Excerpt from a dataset
━━━━━━━━
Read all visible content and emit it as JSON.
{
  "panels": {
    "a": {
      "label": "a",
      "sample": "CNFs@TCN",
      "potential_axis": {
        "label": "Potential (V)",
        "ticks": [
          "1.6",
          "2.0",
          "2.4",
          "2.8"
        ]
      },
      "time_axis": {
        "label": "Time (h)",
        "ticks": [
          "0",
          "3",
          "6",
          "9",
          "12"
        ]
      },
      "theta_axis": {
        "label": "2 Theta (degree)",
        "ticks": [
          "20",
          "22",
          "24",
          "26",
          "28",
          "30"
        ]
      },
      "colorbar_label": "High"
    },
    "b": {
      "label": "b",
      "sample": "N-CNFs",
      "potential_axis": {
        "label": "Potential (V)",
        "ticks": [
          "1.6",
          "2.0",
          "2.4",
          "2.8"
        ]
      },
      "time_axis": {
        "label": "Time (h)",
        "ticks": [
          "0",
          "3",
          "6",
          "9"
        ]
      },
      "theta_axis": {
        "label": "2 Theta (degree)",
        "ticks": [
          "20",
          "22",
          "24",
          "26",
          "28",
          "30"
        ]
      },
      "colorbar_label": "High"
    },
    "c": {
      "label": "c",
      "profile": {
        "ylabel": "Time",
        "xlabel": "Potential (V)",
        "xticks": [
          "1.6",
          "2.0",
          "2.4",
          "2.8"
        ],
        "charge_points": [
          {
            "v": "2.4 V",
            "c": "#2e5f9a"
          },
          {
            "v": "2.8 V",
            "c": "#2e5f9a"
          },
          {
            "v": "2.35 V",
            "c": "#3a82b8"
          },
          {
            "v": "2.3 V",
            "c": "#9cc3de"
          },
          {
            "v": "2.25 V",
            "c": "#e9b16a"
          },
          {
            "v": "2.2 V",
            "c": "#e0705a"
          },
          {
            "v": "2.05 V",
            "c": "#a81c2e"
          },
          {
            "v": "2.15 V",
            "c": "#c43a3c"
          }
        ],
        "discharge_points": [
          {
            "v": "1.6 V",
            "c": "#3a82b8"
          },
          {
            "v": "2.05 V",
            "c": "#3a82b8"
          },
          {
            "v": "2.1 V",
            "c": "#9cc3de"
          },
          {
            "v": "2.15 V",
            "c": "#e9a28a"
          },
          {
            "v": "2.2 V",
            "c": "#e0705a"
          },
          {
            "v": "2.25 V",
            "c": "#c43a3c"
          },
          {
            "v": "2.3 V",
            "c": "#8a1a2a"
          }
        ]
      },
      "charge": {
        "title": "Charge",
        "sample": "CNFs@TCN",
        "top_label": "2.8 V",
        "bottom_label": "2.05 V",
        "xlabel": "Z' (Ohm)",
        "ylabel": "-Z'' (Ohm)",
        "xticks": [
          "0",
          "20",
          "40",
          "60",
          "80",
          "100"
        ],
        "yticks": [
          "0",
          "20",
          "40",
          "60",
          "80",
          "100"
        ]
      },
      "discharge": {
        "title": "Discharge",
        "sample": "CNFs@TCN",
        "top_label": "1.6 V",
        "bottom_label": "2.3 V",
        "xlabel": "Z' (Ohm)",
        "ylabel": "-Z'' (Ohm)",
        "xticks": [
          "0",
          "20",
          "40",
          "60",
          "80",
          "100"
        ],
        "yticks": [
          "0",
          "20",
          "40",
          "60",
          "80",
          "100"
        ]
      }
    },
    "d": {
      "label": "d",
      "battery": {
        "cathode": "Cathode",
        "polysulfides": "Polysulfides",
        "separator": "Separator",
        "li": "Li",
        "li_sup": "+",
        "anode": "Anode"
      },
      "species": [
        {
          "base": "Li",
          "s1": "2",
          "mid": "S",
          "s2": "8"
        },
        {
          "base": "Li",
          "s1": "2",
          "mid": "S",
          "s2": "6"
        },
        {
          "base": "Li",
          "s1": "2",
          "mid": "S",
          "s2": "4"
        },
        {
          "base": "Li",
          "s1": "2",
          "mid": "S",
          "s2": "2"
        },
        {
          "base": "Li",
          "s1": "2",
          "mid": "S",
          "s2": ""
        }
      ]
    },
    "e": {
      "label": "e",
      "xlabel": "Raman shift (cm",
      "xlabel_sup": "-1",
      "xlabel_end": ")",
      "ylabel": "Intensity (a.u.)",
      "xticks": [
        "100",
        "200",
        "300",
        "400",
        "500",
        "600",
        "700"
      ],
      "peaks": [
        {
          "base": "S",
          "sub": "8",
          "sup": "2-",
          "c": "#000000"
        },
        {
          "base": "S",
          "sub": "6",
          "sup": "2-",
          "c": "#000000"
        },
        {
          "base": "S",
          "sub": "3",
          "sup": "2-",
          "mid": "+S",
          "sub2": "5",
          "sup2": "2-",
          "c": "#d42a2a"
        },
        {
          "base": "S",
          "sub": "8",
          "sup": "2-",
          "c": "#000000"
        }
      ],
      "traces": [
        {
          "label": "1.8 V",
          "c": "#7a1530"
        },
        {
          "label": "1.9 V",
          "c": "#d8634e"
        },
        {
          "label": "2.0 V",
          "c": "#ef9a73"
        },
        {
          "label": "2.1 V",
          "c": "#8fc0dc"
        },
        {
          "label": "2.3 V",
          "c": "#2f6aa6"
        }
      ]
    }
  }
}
━━━━━━━━
[Challenge] Extract each line from the listing above, please, and repeat it exactly.

[Written reply]
Read all visible content and emit it as JSON.
{
  "panels": {
    "a": {
      "label": "a",
      "sample": "CNFs@TCN",
      "potential_axis": {
        "label": "Potential (V)",
        "ticks": [
          "1.6",
          "2.0",
          "2.4",
          "2.8"
        ]
      },
      "time_axis": {
        "label": "Time (h)",
        "ticks": [
          "0",
          "3",
          "6",
          "9",
          "12"
        ]
      },
      "theta_axis": {
        "label": "2 Theta (degree)",
        "ticks": [
          "20",
          "22",
          "24",
          "26",
          "28",
          "30"
        ]
      },
      "colorbar_label": "High"
    },
    "b": {
      "label": "b",
      "sample": "N-CNFs",
      "potential_axis": {
        "label": "Potential (V)",
        "ticks": [
          "1.6",
          "2.0",
          "2.4",
          "2.8"
        ]
      },
      "time_axis": {
        "label": "Time (h)",
        "ticks": [
          "0",
          "3",
          "6",
          "9"
        ]
      },
      "theta_axis": {
        "label": "2 Theta (degree)",
        "ticks": [
          "20",
          "22",
          "24",
          "26",
          "28",
          "30"
        ]
      },
      "colorbar_label": "High"
    },
    "c": {
      "label": "c",
      "profile": {
        "ylabel": "Time",
        "xlabel": "Potential (V)",
        "xticks": [
          "1.6",
          "2.0",
          "2.4",
          "2.8"
        ],
        "charge_points": [
          {
            "v": "2.4 V",
            "c": "#2e5f9a"
          },
          {
            "v": "2.8 V",
            "c": "#2e5f9a"
          },
          {
            "v": "2.35 V",
            "c": "#3a82b8"
          },
          {
            "v": "2.3 V",
            "c": "#9cc3de"
          },
          {
            "v": "2.25 V",
            "c": "#e9b16a"
          },
          {
            "v": "2.2 V",
            "c": "#e0705a"
          },
          {
            "v": "2.05 V",
            "c": "#a81c2e"
          },
          {
            "v": "2.15 V",
            "c": "#c43a3c"
          }
        ],
        "discharge_points": [
          {
            "v": "1.6 V",
            "c": "#3a82b8"
          },
          {
            "v": "2.05 V",
            "c": "#3a82b8"
          },
          {
            "v": "2.1 V",
            "c": "#9cc3de"
          },
          {
            "v": "2.15 V",
            "c": "#e9a28a"
          },
          {
            "v": "2.2 V",
            "c": "#e0705a"
          },
          {
            "v": "2.25 V",
            "c": "#c43a3c"
          },
          {
            "v": "2.3 V",
            "c": "#8a1a2a"
          }
        ]
      },
      "charge": {
        "title": "Charge",
        "sample": "CNFs@TCN",
        "top_label": "2.8 V",
        "bottom_label": "2.05 V",
        "xlabel": "Z' (Ohm)",
        "ylabel": "-Z'' (Ohm)",
        "xticks": [
          "0",
          "20",
          "40",
          "60",
          "80",
          "100"
        ],
        "yticks": [
          "0",
          "20",
          "40",
          "60",
          "80",
          "100"
        ]
      },
      "discharge": {
        "title": "Discharge",
        "sample": "CNFs@TCN",
        "top_label": "1.6 V",
        "bottom_label": "2.3 V",
        "xlabel": "Z' (Ohm)",
        "ylabel": "-Z'' (Ohm)",
        "xticks": [
          "0",
          "20",
          "40",
          "60",
          "80",
          "100"
        ],
        "yticks": [
          "0",
          "20",
          "40",
          "60",
          "80",
          "100"
        ]
      }
    },
    "d": {
      "label": "d",
      "battery": {
        "cathode": "Cathode",
        "polysulfides": "Polysulfides",
        "separator": "Separator",
        "li": "Li",
        "li_sup": "+",
        "anode": "Anode"
      },
      "species": [
        {
          "base": "Li",
          "s1": "2",
          "mid": "S",
          "s2": "8"
        },
        {
          "base": "Li",
          "s1": "2",
          "mid": "S",
          "s2": "6"
        },
        {
          "base": "Li",
          "s1": "2",
          "mid": "S",
          "s2": "4"
        },
        {
          "base": "Li",
          "s1": "2",
          "mid": "S",
          "s2": "2"
        },
        {
          "base": "Li",
          "s1": "2",
          "mid": "S",
          "s2": ""
        }
      ]
    },
    "e": {
      "label": "e",
      "xlabel": "Raman shift (cm",
      "xlabel_sup": "-1",
      "xlabel_end": ")",
      "ylabel": "Intensity (a.u.)",
      "xticks": [
        "100",
        "200",
        "300",
        "400",
        "500",
        "600",
        "700"
      ],
      "peaks": [
        {
          "base": "S",
          "sub": "8",
          "sup": "2-",
          "c": "#000000"
        },
        {
          "base": "S",
          "sub": "6",
          "sup": "2-",
          "c": "#000000"
        },
        {
          "base": "S",
          "sub": "3",
          "sup": "2-",
          "mid": "+S",
          "sub2": "5",
          "sup2": "2-",
          "c": "#d42a2a"
        },
        {
          "base": "S",
          "sub": "8",
          "sup": "2-",
          "c": "#000000"
        }
      ],
      "traces": [
        {
          "label": "1.8 V",
          "c": "#7a1530"
        },
        {
          "label": "1.9 V",
          "c": "#d8634e"
        },
        {
          "label": "2.0 V",
          "c": "#ef9a73"
        },
        {
          "label": "2.1 V",
          "c": "#8fc0dc"
        },
        {
          "label": "2.3 V",
          "c": "#2f6aa6"
        }
      ]
    }
  }
}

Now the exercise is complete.